SOURCE DATA =>

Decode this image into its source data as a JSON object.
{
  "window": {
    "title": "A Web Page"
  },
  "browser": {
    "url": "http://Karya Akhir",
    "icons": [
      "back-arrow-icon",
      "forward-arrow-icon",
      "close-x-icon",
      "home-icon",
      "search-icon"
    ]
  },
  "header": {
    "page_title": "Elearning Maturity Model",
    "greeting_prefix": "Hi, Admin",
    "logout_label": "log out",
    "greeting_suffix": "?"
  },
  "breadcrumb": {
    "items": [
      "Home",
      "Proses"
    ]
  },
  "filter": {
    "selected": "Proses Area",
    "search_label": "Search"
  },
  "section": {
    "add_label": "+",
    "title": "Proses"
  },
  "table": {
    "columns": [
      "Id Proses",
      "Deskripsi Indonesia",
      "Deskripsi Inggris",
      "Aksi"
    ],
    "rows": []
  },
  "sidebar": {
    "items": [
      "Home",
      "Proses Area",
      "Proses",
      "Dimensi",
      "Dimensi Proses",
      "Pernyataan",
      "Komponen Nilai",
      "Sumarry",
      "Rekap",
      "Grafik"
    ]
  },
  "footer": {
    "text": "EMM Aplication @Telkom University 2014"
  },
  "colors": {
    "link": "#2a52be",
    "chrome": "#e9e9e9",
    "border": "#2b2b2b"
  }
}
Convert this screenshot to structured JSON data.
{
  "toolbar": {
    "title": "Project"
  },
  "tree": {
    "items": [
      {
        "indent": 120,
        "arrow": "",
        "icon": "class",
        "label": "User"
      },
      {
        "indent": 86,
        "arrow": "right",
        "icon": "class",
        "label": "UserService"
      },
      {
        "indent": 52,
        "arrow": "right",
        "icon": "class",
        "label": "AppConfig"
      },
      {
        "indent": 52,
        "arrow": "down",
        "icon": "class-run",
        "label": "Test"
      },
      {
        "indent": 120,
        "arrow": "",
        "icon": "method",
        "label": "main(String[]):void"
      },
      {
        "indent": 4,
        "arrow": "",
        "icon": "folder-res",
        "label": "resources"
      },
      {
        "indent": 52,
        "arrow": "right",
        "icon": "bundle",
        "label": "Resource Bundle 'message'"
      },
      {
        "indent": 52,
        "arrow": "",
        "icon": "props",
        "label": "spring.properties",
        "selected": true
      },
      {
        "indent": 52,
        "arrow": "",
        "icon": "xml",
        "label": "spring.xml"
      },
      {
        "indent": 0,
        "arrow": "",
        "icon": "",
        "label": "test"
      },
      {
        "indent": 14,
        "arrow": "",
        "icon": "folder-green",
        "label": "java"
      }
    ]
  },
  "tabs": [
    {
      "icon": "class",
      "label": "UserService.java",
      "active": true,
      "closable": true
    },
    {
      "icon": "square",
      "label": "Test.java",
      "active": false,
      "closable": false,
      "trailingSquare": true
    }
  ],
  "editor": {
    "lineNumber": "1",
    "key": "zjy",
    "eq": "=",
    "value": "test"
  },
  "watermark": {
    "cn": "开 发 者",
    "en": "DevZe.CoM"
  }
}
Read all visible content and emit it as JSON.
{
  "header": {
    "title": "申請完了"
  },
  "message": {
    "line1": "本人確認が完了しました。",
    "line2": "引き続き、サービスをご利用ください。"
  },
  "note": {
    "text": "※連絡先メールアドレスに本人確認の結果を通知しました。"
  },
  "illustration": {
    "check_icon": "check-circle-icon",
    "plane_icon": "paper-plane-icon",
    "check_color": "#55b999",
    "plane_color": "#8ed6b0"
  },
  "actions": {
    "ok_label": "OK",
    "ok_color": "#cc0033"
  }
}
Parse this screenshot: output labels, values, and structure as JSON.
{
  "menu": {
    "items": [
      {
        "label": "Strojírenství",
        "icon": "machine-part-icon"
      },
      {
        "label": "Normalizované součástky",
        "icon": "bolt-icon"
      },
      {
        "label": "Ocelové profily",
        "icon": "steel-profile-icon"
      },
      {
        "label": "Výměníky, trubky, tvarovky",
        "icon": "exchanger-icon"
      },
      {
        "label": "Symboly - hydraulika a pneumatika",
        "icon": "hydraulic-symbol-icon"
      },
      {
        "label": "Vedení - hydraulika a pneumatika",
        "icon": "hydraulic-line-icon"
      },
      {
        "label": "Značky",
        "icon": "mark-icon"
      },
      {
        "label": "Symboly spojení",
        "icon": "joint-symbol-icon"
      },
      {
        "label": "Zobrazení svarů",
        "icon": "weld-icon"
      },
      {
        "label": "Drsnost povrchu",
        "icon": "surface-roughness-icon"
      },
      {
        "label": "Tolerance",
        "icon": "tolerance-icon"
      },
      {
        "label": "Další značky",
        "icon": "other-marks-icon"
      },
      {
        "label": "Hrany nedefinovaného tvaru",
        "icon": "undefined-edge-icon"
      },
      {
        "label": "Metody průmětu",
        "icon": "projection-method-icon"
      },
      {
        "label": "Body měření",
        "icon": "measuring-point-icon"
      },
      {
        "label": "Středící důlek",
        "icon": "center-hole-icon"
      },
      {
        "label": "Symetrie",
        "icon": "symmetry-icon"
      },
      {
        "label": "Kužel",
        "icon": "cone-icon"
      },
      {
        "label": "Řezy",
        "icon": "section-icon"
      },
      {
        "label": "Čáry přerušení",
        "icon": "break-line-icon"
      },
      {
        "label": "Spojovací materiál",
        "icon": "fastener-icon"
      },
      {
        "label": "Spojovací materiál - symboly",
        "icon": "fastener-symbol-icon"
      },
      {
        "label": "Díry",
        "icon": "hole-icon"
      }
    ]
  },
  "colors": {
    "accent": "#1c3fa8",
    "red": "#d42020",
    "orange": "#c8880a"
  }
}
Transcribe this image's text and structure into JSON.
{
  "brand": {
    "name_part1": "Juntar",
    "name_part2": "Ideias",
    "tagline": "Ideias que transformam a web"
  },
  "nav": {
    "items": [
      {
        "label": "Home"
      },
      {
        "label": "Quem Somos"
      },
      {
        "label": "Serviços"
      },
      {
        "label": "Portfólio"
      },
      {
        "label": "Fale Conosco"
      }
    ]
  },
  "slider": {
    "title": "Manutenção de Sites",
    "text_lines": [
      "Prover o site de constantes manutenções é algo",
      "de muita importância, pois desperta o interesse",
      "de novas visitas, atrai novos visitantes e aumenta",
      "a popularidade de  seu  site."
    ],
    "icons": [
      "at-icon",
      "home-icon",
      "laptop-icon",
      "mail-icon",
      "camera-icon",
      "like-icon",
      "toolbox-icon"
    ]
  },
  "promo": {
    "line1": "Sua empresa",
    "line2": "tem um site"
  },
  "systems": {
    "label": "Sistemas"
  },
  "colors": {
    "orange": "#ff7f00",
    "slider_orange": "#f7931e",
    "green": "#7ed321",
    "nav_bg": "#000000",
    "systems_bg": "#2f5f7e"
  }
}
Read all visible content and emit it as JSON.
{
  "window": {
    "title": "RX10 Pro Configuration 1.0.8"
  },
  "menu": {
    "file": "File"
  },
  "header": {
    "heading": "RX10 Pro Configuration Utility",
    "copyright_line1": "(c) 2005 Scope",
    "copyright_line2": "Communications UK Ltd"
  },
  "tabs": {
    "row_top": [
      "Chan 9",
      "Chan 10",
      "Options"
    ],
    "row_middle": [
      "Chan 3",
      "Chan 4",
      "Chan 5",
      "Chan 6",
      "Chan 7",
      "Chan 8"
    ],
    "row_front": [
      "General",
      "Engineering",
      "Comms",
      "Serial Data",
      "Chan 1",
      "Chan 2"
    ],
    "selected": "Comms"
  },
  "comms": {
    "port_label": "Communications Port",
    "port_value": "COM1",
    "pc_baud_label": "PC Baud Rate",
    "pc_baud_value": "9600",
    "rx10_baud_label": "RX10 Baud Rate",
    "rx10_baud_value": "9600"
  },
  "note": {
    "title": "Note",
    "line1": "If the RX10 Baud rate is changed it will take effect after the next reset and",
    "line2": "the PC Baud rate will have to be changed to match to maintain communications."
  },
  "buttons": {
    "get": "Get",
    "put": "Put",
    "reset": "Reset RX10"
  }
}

EXERCISE TASK => Find each line holding the word "Ideias" and copy it.

TASK OUTPUT =>
    "name_part2": "Ideias",
    "tagline": "Ideias que transformam a web"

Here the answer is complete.